Summarize the passage below on Marx's theory of the rate of profit in two sentences.

*EXCERPTED PASSAGE:*
--------
Kliman’s reading of Marx, though, is questionable. Marx’s theory of capital accumulation was not a theory of decline, but of dynamism. In Marx’s theory the rate of profit (s/c+v in Marx’s notation) is a superficial expression of the more fundamental rate of exploitation, the difference between the value that the worker produces in the production process and the capital advanced (as wages) to secure his labor power—both at the level of the individual firm, and by extrapolation, across the whole economy.

The surplus value created is the source of the capitalist’s wealth and the fund from which he makes new investments, leading to the accumulation of capital. The part of Marx’s theory that Kliman appeals to is the later, third book of Capital, in which Marx shows the limitations of capitalist dynamism. Over time capitalists invest more in the technical means of production (such as machinery, raw materials, plant—represented as ‘c’, in Marx’s formula, standing for ‘constant capital’) and relatively less on labor power (‘v’, in Marx’s formula, standing for ‘variable capital’)—though labor is the real source of all surplus value. As the non-value creating ‘c’ takes a greater share in the capital advanced relative to the value-creating ‘v’, the surplus ‘s’ though increasing, diminishes relative to the total capital advanced. In that way a greater surplus value (s/v) can still give rise to a smaller rate of profit (s/c+v).
--------
*DATA EXCERPT:*
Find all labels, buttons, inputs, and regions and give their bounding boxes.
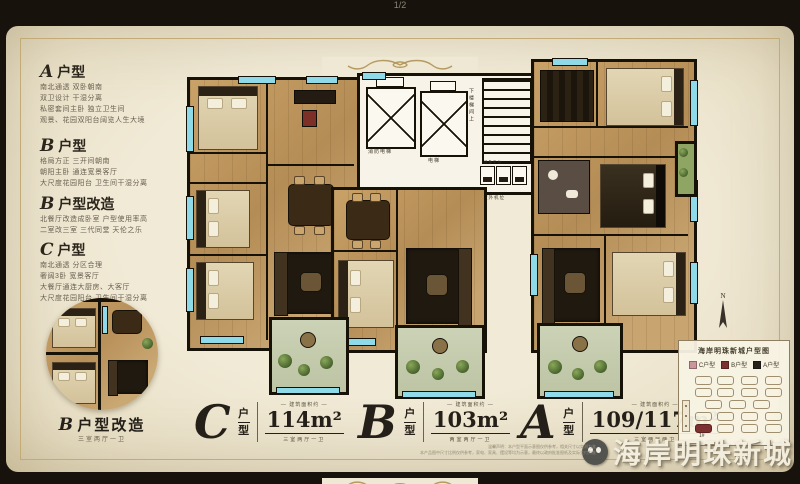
--------
*RESULT FOR THIS EXERCISE:*
The passage calls Kliman's reading of Marx questionable, arguing that Marx's theory of capital accumulation was one of dynamism, not decline, and that the rate of profit is a surface expression of the rate of exploitation, with surplus value serving as the source of capitalist wealth and new investment. Kliman relies on the third book of Capital, where Marx shows that as capitalists invest relatively more in constant capital and less in labor power, the surplus shrinks relative to total capital advanced, so a greater rate of surplus value can still yield a smaller rate of profit.